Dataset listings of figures
****************
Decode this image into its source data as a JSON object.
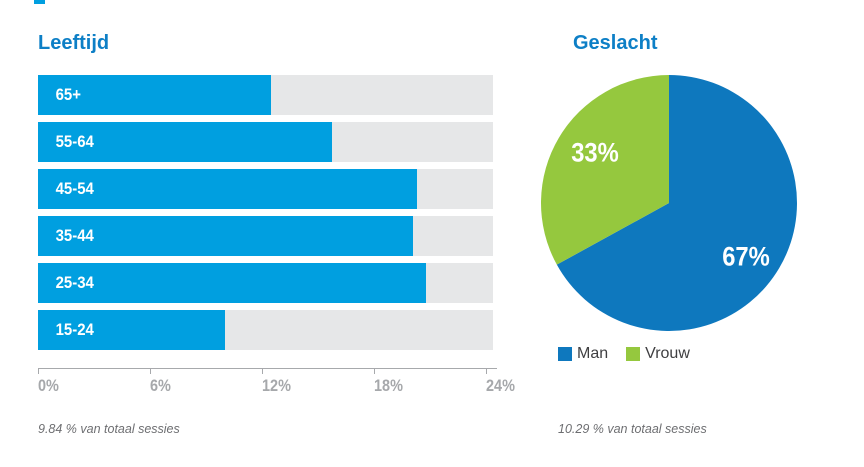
{
  "page": {
    "background": "#ffffff"
  },
  "colors": {
    "bar_fill": "#009fe0",
    "bar_track": "#e6e7e8",
    "pie_man": "#0e78be",
    "pie_vrouw": "#95c83e",
    "title": "#0d7fc6",
    "axis_text": "#a6a8ab",
    "footnote_text": "#6d6e71",
    "legend_text": "#3f3f41"
  },
  "chart_data": [
    {
      "type": "bar",
      "orientation": "horizontal",
      "title": "Leeftijd",
      "categories": [
        "65+",
        "55-64",
        "45-54",
        "35-44",
        "25-34",
        "15-24"
      ],
      "values": [
        12.6,
        15.9,
        20.5,
        20.3,
        21.0,
        10.1
      ],
      "unit": "%",
      "xlim": [
        0,
        24.6
      ],
      "x_ticks": [
        0,
        6,
        12,
        18,
        24
      ],
      "x_tick_labels": [
        "0%",
        "6%",
        "12%",
        "18%",
        "24%"
      ],
      "grid": false,
      "bar_color": "#009fe0",
      "track_color": "#e6e7e8",
      "footnote": "9.84 % van totaal sessies"
    },
    {
      "type": "pie",
      "title": "Geslacht",
      "labels": [
        "Man",
        "Vrouw"
      ],
      "values": [
        67,
        33
      ],
      "slice_labels": [
        "67%",
        "33%"
      ],
      "colors": [
        "#0e78be",
        "#95c83e"
      ],
      "start_angle_deg": 0,
      "direction": "clockwise",
      "legend_position": "bottom",
      "footnote": "10.29 % van totaal sessies"
    }
  ]
}
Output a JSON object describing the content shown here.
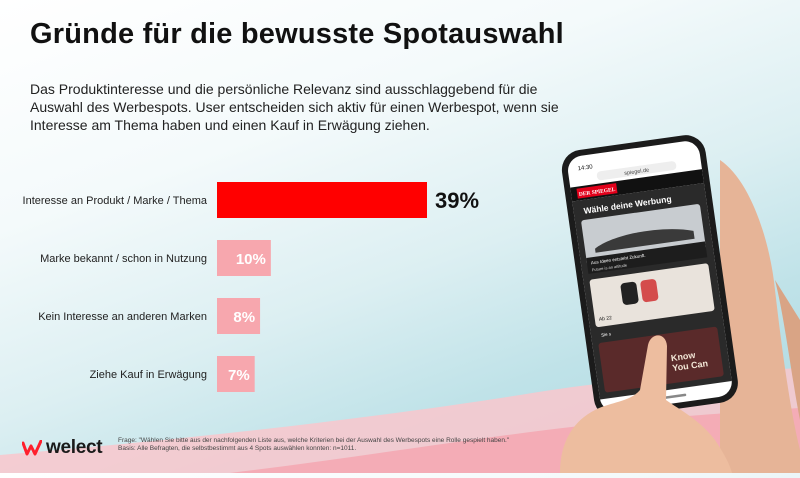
{
  "title": "Gründe für die bewusste Spotauswahl",
  "intro": "Das Produktinteresse und die persönliche Relevanz sind ausschlaggebend für die Auswahl des Werbespots. User entscheiden sich aktiv für einen Werbespot, wenn sie Interesse am Thema haben und einen Kauf in Erwägung ziehen.",
  "chart_data": {
    "type": "bar",
    "orientation": "horizontal",
    "categories": [
      "Interesse an Produkt / Marke / Thema",
      "Marke bekannt / schon in Nutzung",
      "Kein Interesse an anderen Marken",
      "Ziehe Kauf in Erwägung"
    ],
    "values": [
      39,
      10,
      8,
      7
    ],
    "value_labels": [
      "39%",
      "10%",
      "8%",
      "7%"
    ],
    "xlim": [
      0,
      39
    ],
    "grid": false,
    "highlight_color": "#ff0000",
    "bar_color": "#f7a7ae",
    "label_color_highlight": "#111111",
    "label_color": "#ffffff"
  },
  "phone": {
    "time": "14:30",
    "url": "spiegel.de",
    "brand": "DER SPIEGEL",
    "prompt": "Wähle deine Werbung",
    "card1_caption": "Aus Ideen entsteht Zukunft.",
    "card1_sub": "Future is an attitude",
    "card2_caption": "Ab 22",
    "card2_sub": "Sie s",
    "card3_text": "Know You Can"
  },
  "logo": {
    "text": "welect",
    "color": "#ff1f2d"
  },
  "footnote": {
    "line1": "Frage: \"Wählen Sie bitte aus der nachfolgenden Liste aus, welche Kriterien bei der Auswahl des Werbespots eine Rolle gespielt haben.\"",
    "line2": "Basis: Alle Befragten, die selbstbestimmt aus 4 Spots auswählen konnten: n=1011."
  }
}
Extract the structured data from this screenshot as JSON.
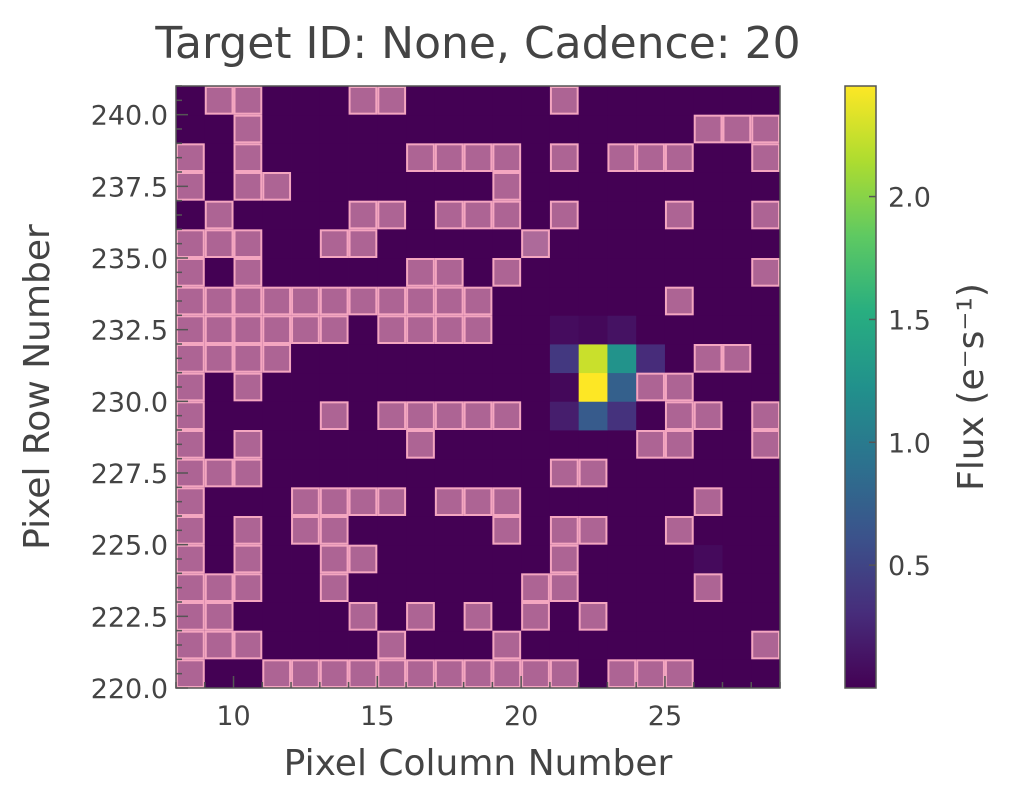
{
  "chart_data": {
    "type": "heatmap",
    "title": "Target ID: None, Cadence: 20",
    "xlabel": "Pixel Column Number",
    "ylabel": "Pixel Row Number",
    "colorbar_label": "Flux (e⁻s⁻¹)",
    "colormap": "viridis",
    "overlay_color": "#f4a6c0",
    "x_range": [
      8,
      29
    ],
    "y_range": [
      220,
      241
    ],
    "column_start": 8,
    "row_start": 220,
    "x_ticks": [
      10,
      15,
      20,
      25
    ],
    "x_tick_labels": [
      "10",
      "15",
      "20",
      "25"
    ],
    "y_ticks": [
      220.0,
      222.5,
      225.0,
      227.5,
      230.0,
      232.5,
      235.0,
      237.5,
      240.0
    ],
    "y_tick_labels": [
      "220.0",
      "222.5",
      "225.0",
      "227.5",
      "230.0",
      "232.5",
      "235.0",
      "237.5",
      "240.0"
    ],
    "color_range": [
      0.0,
      2.45
    ],
    "colorbar_ticks": [
      0.5,
      1.0,
      1.5,
      2.0
    ],
    "colorbar_tick_labels": [
      "0.5",
      "1.0",
      "1.5",
      "2.0"
    ],
    "aperture_mask": [
      "100111111111110111000",
      "111000010001000000001",
      "110000101010101000000",
      "111001000000110000100",
      "101001100000010000000",
      "101011000001011001000",
      "100011110111000000100",
      "111000000000011000000",
      "101000001000000011001",
      "100001011111000001101",
      "101000000000000011000",
      "111100000000000000110",
      "111111011110000000000",
      "111111111110000001000",
      "101000001101000000001",
      "111001100000100000000",
      "010000110111010001001",
      "101100000001000000000",
      "101000001111010111001",
      "001000000000000000111",
      "011000110000010000000"
    ],
    "flux_values": [
      {
        "col": 21,
        "row": 229,
        "flux": 0.2
      },
      {
        "col": 22,
        "row": 229,
        "flux": 0.7
      },
      {
        "col": 23,
        "row": 229,
        "flux": 0.35
      },
      {
        "col": 21,
        "row": 230,
        "flux": 0.05
      },
      {
        "col": 22,
        "row": 230,
        "flux": 2.45
      },
      {
        "col": 23,
        "row": 230,
        "flux": 0.75
      },
      {
        "col": 21,
        "row": 231,
        "flux": 0.4
      },
      {
        "col": 22,
        "row": 231,
        "flux": 2.25
      },
      {
        "col": 23,
        "row": 231,
        "flux": 1.25
      },
      {
        "col": 24,
        "row": 231,
        "flux": 0.3
      },
      {
        "col": 21,
        "row": 232,
        "flux": 0.08
      },
      {
        "col": 22,
        "row": 232,
        "flux": 0.05
      },
      {
        "col": 23,
        "row": 232,
        "flux": 0.12
      },
      {
        "col": 20,
        "row": 235,
        "flux": 0.1
      },
      {
        "col": 26,
        "row": 224,
        "flux": 0.06
      }
    ],
    "grid": false
  }
}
****************
*Instructions to follow:*
Reproduce all of the data exactly; the pictures do not belong in the copy.

*The response:*
Decode this image into its source data as a JSON object.
{
  "page": {
    "background": "#ffffff"
  },
  "colors": {
    "bar_fill": "#009fe0",
    "bar_track": "#e6e7e8",
    "pie_man": "#0e78be",
    "pie_vrouw": "#95c83e",
    "title": "#0d7fc6",
    "axis_text": "#a6a8ab",
    "footnote_text": "#6d6e71",
    "legend_text": "#3f3f41"
  },
  "chart_data": [
    {
      "type": "bar",
      "orientation": "horizontal",
      "title": "Leeftijd",
      "categories": [
        "65+",
        "55-64",
        "45-54",
        "35-44",
        "25-34",
        "15-24"
      ],
      "values": [
        12.6,
        15.9,
        20.5,
        20.3,
        21.0,
        10.1
      ],
      "unit": "%",
      "xlim": [
        0,
        24.6
      ],
      "x_ticks": [
        0,
        6,
        12,
        18,
        24
      ],
      "x_tick_labels": [
        "0%",
        "6%",
        "12%",
        "18%",
        "24%"
      ],
      "grid": false,
      "bar_color": "#009fe0",
      "track_color": "#e6e7e8",
      "footnote": "9.84 % van totaal sessies"
    },
    {
      "type": "pie",
      "title": "Geslacht",
      "labels": [
        "Man",
        "Vrouw"
      ],
      "values": [
        67,
        33
      ],
      "slice_labels": [
        "67%",
        "33%"
      ],
      "colors": [
        "#0e78be",
        "#95c83e"
      ],
      "start_angle_deg": 0,
      "direction": "clockwise",
      "legend_position": "bottom",
      "footnote": "10.29 % van totaal sessies"
    }
  ]
}
Output a JSON object describing the content shown here.
{
  "title": "Gründe für die bewusste Spotauswahl",
  "intro": "Das Produktinteresse und die persönliche Relevanz sind ausschlaggebend für die Auswahl des Werbespots. User entscheiden sich aktiv für einen Werbespot, wenn sie Interesse am Thema haben und einen Kauf in Erwägung ziehen.",
  "chart_data": {
    "type": "bar",
    "orientation": "horizontal",
    "categories": [
      "Interesse an Produkt / Marke / Thema",
      "Marke bekannt / schon in Nutzung",
      "Kein Interesse an anderen Marken",
      "Ziehe Kauf in Erwägung"
    ],
    "values": [
      39,
      10,
      8,
      7
    ],
    "value_labels": [
      "39%",
      "10%",
      "8%",
      "7%"
    ],
    "xlim": [
      0,
      39
    ],
    "grid": false,
    "highlight_color": "#ff0000",
    "bar_color": "#f7a7ae",
    "label_color_highlight": "#111111",
    "label_color": "#ffffff"
  },
  "phone": {
    "time": "14:30",
    "url": "spiegel.de",
    "brand": "DER SPIEGEL",
    "prompt": "Wähle deine Werbung",
    "card1_caption": "Aus Ideen entsteht Zukunft.",
    "card1_sub": "Future is an attitude",
    "card2_caption": "Ab 22",
    "card2_sub": "Sie s",
    "card3_text": "Know You Can"
  },
  "logo": {
    "text": "welect",
    "color": "#ff1f2d"
  },
  "footnote": {
    "line1": "Frage: \"Wählen Sie bitte aus der nachfolgenden Liste aus, welche Kriterien bei der Auswahl des Werbespots eine Rolle gespielt haben.\"",
    "line2": "Basis: Alle Befragten, die selbstbestimmt aus 4 Spots auswählen konnten: n=1011."
  }
}
Extract the structured data from this screenshot as JSON.
{
  "chart_data": {
    "type": "heatmap",
    "title": "Target ID: None, Cadence: 20",
    "xlabel": "Pixel Column Number",
    "ylabel": "Pixel Row Number",
    "colorbar_label": "Flux (e⁻s⁻¹)",
    "colormap": "viridis",
    "overlay_color": "#f4a6c0",
    "x_range": [
      8,
      29
    ],
    "y_range": [
      220,
      241
    ],
    "column_start": 8,
    "row_start": 220,
    "x_ticks": [
      10,
      15,
      20,
      25
    ],
    "x_tick_labels": [
      "10",
      "15",
      "20",
      "25"
    ],
    "y_ticks": [
      220.0,
      222.5,
      225.0,
      227.5,
      230.0,
      232.5,
      235.0,
      237.5,
      240.0
    ],
    "y_tick_labels": [
      "220.0",
      "222.5",
      "225.0",
      "227.5",
      "230.0",
      "232.5",
      "235.0",
      "237.5",
      "240.0"
    ],
    "color_range": [
      0.0,
      2.45
    ],
    "colorbar_ticks": [
      0.5,
      1.0,
      1.5,
      2.0
    ],
    "colorbar_tick_labels": [
      "0.5",
      "1.0",
      "1.5",
      "2.0"
    ],
    "aperture_mask": [
      "100111111111110111000",
      "111000010001000000001",
      "110000101010101000000",
      "111001000000110000100",
      "101001100000010000000",
      "101011000001011001000",
      "100011110111000000100",
      "111000000000011000000",
      "101000001000000011001",
      "100001011111000001101",
      "101000000000000011000",
      "111100000000000000110",
      "111111011110000000000",
      "111111111110000001000",
      "101000001101000000001",
      "111001100000100000000",
      "010000110111010001001",
      "101100000001000000000",
      "101000001111010111001",
      "001000000000000000111",
      "011000110000010000000"
    ],
    "flux_values": [
      {
        "col": 21,
        "row": 229,
        "flux": 0.2
      },
      {
        "col": 22,
        "row": 229,
        "flux": 0.7
      },
      {
        "col": 23,
        "row": 229,
        "flux": 0.35
      },
      {
        "col": 21,
        "row": 230,
        "flux": 0.05
      },
      {
        "col": 22,
        "row": 230,
        "flux": 2.45
      },
      {
        "col": 23,
        "row": 230,
        "flux": 0.75
      },
      {
        "col": 21,
        "row": 231,
        "flux": 0.4
      },
      {
        "col": 22,
        "row": 231,
        "flux": 2.25
      },
      {
        "col": 23,
        "row": 231,
        "flux": 1.25
      },
      {
        "col": 24,
        "row": 231,
        "flux": 0.3
      },
      {
        "col": 21,
        "row": 232,
        "flux": 0.08
      },
      {
        "col": 22,
        "row": 232,
        "flux": 0.05
      },
      {
        "col": 23,
        "row": 232,
        "flux": 0.12
      },
      {
        "col": 20,
        "row": 235,
        "flux": 0.1
      },
      {
        "col": 26,
        "row": 224,
        "flux": 0.06
      }
    ],
    "grid": false
  }
}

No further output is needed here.